INSTRUCTION | All of the records listed below should be retyped exactly.

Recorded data
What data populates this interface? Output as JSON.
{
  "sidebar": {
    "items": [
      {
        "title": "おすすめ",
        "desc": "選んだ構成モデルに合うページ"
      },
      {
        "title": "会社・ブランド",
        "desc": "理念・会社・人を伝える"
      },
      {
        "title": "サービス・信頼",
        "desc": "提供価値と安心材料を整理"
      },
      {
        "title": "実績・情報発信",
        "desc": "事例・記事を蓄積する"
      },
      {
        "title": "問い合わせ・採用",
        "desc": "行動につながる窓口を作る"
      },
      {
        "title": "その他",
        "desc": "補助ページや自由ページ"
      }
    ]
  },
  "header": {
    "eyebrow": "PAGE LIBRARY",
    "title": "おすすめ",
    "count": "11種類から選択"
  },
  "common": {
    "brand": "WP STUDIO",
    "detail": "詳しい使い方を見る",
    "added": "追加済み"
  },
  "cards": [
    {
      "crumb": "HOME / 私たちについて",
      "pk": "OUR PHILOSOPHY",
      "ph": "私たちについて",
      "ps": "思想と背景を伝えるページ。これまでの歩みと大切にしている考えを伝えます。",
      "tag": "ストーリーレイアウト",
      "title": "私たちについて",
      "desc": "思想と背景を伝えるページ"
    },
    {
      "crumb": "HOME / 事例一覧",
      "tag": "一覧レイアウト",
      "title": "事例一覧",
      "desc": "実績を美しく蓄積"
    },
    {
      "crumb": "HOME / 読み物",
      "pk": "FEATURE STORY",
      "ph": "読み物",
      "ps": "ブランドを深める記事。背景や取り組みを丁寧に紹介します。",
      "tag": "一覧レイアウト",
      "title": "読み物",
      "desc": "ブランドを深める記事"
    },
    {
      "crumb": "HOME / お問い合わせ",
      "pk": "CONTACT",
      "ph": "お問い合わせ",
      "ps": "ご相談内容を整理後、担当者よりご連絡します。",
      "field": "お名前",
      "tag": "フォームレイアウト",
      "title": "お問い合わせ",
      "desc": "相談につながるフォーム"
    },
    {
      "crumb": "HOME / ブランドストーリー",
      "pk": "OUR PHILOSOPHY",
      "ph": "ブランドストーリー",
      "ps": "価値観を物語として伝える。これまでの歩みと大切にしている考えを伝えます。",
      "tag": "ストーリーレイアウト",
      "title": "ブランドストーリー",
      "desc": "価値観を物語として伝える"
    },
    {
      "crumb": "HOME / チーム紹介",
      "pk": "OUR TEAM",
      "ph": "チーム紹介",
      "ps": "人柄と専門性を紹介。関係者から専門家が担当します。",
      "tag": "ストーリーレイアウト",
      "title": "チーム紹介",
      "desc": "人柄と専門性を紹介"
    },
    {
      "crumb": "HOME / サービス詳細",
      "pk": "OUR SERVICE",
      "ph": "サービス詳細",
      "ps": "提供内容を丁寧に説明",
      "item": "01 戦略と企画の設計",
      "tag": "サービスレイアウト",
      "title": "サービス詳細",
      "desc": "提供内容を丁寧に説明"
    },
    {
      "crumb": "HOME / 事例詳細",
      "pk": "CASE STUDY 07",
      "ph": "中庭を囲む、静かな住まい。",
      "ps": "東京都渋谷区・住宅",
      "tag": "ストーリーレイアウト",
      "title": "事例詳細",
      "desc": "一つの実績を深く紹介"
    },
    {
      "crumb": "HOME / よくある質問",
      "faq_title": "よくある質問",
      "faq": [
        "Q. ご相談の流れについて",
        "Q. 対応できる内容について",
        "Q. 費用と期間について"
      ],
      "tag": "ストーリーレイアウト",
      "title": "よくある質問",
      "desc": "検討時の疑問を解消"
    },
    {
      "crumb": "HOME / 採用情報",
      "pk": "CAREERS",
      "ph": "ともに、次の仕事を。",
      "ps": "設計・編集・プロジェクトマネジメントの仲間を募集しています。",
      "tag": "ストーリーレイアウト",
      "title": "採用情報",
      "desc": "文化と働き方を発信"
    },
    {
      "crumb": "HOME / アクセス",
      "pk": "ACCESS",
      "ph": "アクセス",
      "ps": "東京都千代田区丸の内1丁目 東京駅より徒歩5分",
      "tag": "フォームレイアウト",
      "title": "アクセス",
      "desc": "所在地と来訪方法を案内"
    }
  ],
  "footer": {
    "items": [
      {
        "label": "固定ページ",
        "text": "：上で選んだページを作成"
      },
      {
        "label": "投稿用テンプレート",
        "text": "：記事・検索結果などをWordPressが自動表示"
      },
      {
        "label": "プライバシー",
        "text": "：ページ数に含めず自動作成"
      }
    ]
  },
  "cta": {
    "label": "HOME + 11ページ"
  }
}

EXERCISE RESPONSE |
What data populates this interface? Output as JSON.
{
  "sidebar": {
    "items": [
      {
        "title": "おすすめ",
        "desc": "選んだ構成モデルに合うページ"
      },
      {
        "title": "会社・ブランド",
        "desc": "理念・会社・人を伝える"
      },
      {
        "title": "サービス・信頼",
        "desc": "提供価値と安心材料を整理"
      },
      {
        "title": "実績・情報発信",
        "desc": "事例・記事を蓄積する"
      },
      {
        "title": "問い合わせ・採用",
        "desc": "行動につながる窓口を作る"
      },
      {
        "title": "その他",
        "desc": "補助ページや自由ページ"
      }
    ]
  },
  "header": {
    "eyebrow": "PAGE LIBRARY",
    "title": "おすすめ",
    "count": "11種類から選択"
  },
  "common": {
    "brand": "WP STUDIO",
    "detail": "詳しい使い方を見る",
    "added": "追加済み"
  },
  "cards": [
    {
      "crumb": "HOME / 私たちについて",
      "pk": "OUR PHILOSOPHY",
      "ph": "私たちについて",
      "ps": "思想と背景を伝えるページ。これまでの歩みと大切にしている考えを伝えます。",
      "tag": "ストーリーレイアウト",
      "title": "私たちについて",
      "desc": "思想と背景を伝えるページ"
    },
    {
      "crumb": "HOME / 事例一覧",
      "tag": "一覧レイアウト",
      "title": "事例一覧",
      "desc": "実績を美しく蓄積"
    },
    {
      "crumb": "HOME / 読み物",
      "pk": "FEATURE STORY",
      "ph": "読み物",
      "ps": "ブランドを深める記事。背景や取り組みを丁寧に紹介します。",
      "tag": "一覧レイアウト",
      "title": "読み物",
      "desc": "ブランドを深める記事"
    },
    {
      "crumb": "HOME / お問い合わせ",
      "pk": "CONTACT",
      "ph": "お問い合わせ",
      "ps": "ご相談内容を整理後、担当者よりご連絡します。",
      "field": "お名前",
      "tag": "フォームレイアウト",
      "title": "お問い合わせ",
      "desc": "相談につながるフォーム"
    },
    {
      "crumb": "HOME / ブランドストーリー",
      "pk": "OUR PHILOSOPHY",
      "ph": "ブランドストーリー",
      "ps": "価値観を物語として伝える。これまでの歩みと大切にしている考えを伝えます。",
      "tag": "ストーリーレイアウト",
      "title": "ブランドストーリー",
      "desc": "価値観を物語として伝える"
    },
    {
      "crumb": "HOME / チーム紹介",
      "pk": "OUR TEAM",
      "ph": "チーム紹介",
      "ps": "人柄と専門性を紹介。関係者から専門家が担当します。",
      "tag": "ストーリーレイアウト",
      "title": "チーム紹介",
      "desc": "人柄と専門性を紹介"
    },
    {
      "crumb": "HOME / サービス詳細",
      "pk": "OUR SERVICE",
      "ph": "サービス詳細",
      "ps": "提供内容を丁寧に説明",
      "item": "01 戦略と企画の設計",
      "tag": "サービスレイアウト",
      "title": "サービス詳細",
      "desc": "提供内容を丁寧に説明"
    },
    {
      "crumb": "HOME / 事例詳細",
      "pk": "CASE STUDY 07",
      "ph": "中庭を囲む、静かな住まい。",
      "ps": "東京都渋谷区・住宅",
      "tag": "ストーリーレイアウト",
      "title": "事例詳細",
      "desc": "一つの実績を深く紹介"
    },
    {
      "crumb": "HOME / よくある質問",
      "faq_title": "よくある質問",
      "faq": [
        "Q. ご相談の流れについて",
        "Q. 対応できる内容について",
        "Q. 費用と期間について"
      ],
      "tag": "ストーリーレイアウト",
      "title": "よくある質問",
      "desc": "検討時の疑問を解消"
    },
    {
      "crumb": "HOME / 採用情報",
      "pk": "CAREERS",
      "ph": "ともに、次の仕事を。",
      "ps": "設計・編集・プロジェクトマネジメントの仲間を募集しています。",
      "tag": "ストーリーレイアウト",
      "title": "採用情報",
      "desc": "文化と働き方を発信"
    },
    {
      "crumb": "HOME / アクセス",
      "pk": "ACCESS",
      "ph": "アクセス",
      "ps": "東京都千代田区丸の内1丁目 東京駅より徒歩5分",
      "tag": "フォームレイアウト",
      "title": "アクセス",
      "desc": "所在地と来訪方法を案内"
    }
  ],
  "footer": {
    "items": [
      {
        "label": "固定ページ",
        "text": "：上で選んだページを作成"
      },
      {
        "label": "投稿用テンプレート",
        "text": "：記事・検索結果などをWordPressが自動表示"
      },
      {
        "label": "プライバシー",
        "text": "：ページ数に含めず自動作成"
      }
    ]
  },
  "cta": {
    "label": "HOME + 11ページ"
  }
}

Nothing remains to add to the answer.